Copy the full set of lines exactly as given.

PROVIDED INFORMATION:
____

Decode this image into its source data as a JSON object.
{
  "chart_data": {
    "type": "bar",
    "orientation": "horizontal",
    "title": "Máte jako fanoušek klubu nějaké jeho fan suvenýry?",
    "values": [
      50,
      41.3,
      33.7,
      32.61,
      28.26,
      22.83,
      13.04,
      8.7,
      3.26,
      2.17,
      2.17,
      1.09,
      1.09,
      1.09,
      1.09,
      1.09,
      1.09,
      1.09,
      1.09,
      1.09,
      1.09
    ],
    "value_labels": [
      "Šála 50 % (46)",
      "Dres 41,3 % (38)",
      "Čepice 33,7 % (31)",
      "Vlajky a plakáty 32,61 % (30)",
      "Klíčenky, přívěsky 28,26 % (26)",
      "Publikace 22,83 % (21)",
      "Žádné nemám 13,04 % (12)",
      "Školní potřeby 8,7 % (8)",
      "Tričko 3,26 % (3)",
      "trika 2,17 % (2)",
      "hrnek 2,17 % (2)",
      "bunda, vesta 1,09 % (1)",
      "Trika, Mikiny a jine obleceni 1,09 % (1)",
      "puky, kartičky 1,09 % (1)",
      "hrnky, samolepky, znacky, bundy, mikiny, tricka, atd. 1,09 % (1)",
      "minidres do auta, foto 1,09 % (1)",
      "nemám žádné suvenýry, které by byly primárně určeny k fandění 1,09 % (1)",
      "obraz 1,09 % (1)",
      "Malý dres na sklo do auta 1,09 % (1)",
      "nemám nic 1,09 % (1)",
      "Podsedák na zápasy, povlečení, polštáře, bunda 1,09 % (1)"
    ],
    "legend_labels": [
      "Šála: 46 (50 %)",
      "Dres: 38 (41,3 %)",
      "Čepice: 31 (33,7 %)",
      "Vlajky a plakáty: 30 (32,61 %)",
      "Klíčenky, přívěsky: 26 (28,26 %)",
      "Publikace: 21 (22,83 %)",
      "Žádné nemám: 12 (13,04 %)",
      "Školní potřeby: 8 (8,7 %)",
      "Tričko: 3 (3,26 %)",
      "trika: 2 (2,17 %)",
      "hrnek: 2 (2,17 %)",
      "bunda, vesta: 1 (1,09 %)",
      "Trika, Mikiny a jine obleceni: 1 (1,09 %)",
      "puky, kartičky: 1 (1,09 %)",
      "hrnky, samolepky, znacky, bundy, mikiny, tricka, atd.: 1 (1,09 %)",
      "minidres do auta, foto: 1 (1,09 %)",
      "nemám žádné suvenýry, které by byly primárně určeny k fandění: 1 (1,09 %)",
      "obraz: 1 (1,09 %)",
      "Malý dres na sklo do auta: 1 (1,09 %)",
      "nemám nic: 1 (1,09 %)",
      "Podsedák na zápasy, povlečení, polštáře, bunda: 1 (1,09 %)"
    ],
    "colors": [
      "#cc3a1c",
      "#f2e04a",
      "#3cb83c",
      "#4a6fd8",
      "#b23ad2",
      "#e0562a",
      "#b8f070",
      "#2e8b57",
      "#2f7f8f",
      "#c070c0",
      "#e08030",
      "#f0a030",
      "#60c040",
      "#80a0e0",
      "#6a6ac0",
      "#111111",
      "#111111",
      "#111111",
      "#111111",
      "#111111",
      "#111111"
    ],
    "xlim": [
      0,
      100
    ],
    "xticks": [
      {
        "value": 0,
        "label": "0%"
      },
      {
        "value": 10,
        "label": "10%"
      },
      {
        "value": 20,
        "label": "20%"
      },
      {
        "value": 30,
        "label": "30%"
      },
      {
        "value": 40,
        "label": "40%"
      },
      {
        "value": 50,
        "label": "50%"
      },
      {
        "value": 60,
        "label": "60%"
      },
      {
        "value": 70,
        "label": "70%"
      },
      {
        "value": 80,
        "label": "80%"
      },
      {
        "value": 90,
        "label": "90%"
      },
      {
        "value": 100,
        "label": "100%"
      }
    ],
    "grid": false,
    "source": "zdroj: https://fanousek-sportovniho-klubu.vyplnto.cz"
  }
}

____

EXERCISE SOLUTION:
Decode this image into its source data as a JSON object.
{
  "chart_data": {
    "type": "bar",
    "orientation": "horizontal",
    "title": "Máte jako fanoušek klubu nějaké jeho fan suvenýry?",
    "values": [
      50,
      41.3,
      33.7,
      32.61,
      28.26,
      22.83,
      13.04,
      8.7,
      3.26,
      2.17,
      2.17,
      1.09,
      1.09,
      1.09,
      1.09,
      1.09,
      1.09,
      1.09,
      1.09,
      1.09,
      1.09
    ],
    "value_labels": [
      "Šála 50 % (46)",
      "Dres 41,3 % (38)",
      "Čepice 33,7 % (31)",
      "Vlajky a plakáty 32,61 % (30)",
      "Klíčenky, přívěsky 28,26 % (26)",
      "Publikace 22,83 % (21)",
      "Žádné nemám 13,04 % (12)",
      "Školní potřeby 8,7 % (8)",
      "Tričko 3,26 % (3)",
      "trika 2,17 % (2)",
      "hrnek 2,17 % (2)",
      "bunda, vesta 1,09 % (1)",
      "Trika, Mikiny a jine obleceni 1,09 % (1)",
      "puky, kartičky 1,09 % (1)",
      "hrnky, samolepky, znacky, bundy, mikiny, tricka, atd. 1,09 % (1)",
      "minidres do auta, foto 1,09 % (1)",
      "nemám žádné suvenýry, které by byly primárně určeny k fandění 1,09 % (1)",
      "obraz 1,09 % (1)",
      "Malý dres na sklo do auta 1,09 % (1)",
      "nemám nic 1,09 % (1)",
      "Podsedák na zápasy, povlečení, polštáře, bunda 1,09 % (1)"
    ],
    "legend_labels": [
      "Šála: 46 (50 %)",
      "Dres: 38 (41,3 %)",
      "Čepice: 31 (33,7 %)",
      "Vlajky a plakáty: 30 (32,61 %)",
      "Klíčenky, přívěsky: 26 (28,26 %)",
      "Publikace: 21 (22,83 %)",
      "Žádné nemám: 12 (13,04 %)",
      "Školní potřeby: 8 (8,7 %)",
      "Tričko: 3 (3,26 %)",
      "trika: 2 (2,17 %)",
      "hrnek: 2 (2,17 %)",
      "bunda, vesta: 1 (1,09 %)",
      "Trika, Mikiny a jine obleceni: 1 (1,09 %)",
      "puky, kartičky: 1 (1,09 %)",
      "hrnky, samolepky, znacky, bundy, mikiny, tricka, atd.: 1 (1,09 %)",
      "minidres do auta, foto: 1 (1,09 %)",
      "nemám žádné suvenýry, které by byly primárně určeny k fandění: 1 (1,09 %)",
      "obraz: 1 (1,09 %)",
      "Malý dres na sklo do auta: 1 (1,09 %)",
      "nemám nic: 1 (1,09 %)",
      "Podsedák na zápasy, povlečení, polštáře, bunda: 1 (1,09 %)"
    ],
    "colors": [
      "#cc3a1c",
      "#f2e04a",
      "#3cb83c",
      "#4a6fd8",
      "#b23ad2",
      "#e0562a",
      "#b8f070",
      "#2e8b57",
      "#2f7f8f",
      "#c070c0",
      "#e08030",
      "#f0a030",
      "#60c040",
      "#80a0e0",
      "#6a6ac0",
      "#111111",
      "#111111",
      "#111111",
      "#111111",
      "#111111",
      "#111111"
    ],
    "xlim": [
      0,
      100
    ],
    "xticks": [
      {
        "value": 0,
        "label": "0%"
      },
      {
        "value": 10,
        "label": "10%"
      },
      {
        "value": 20,
        "label": "20%"
      },
      {
        "value": 30,
        "label": "30%"
      },
      {
        "value": 40,
        "label": "40%"
      },
      {
        "value": 50,
        "label": "50%"
      },
      {
        "value": 60,
        "label": "60%"
      },
      {
        "value": 70,
        "label": "70%"
      },
      {
        "value": 80,
        "label": "80%"
      },
      {
        "value": 90,
        "label": "90%"
      },
      {
        "value": 100,
        "label": "100%"
      }
    ],
    "grid": false,
    "source": "zdroj: https://fanousek-sportovniho-klubu.vyplnto.cz"
  }
}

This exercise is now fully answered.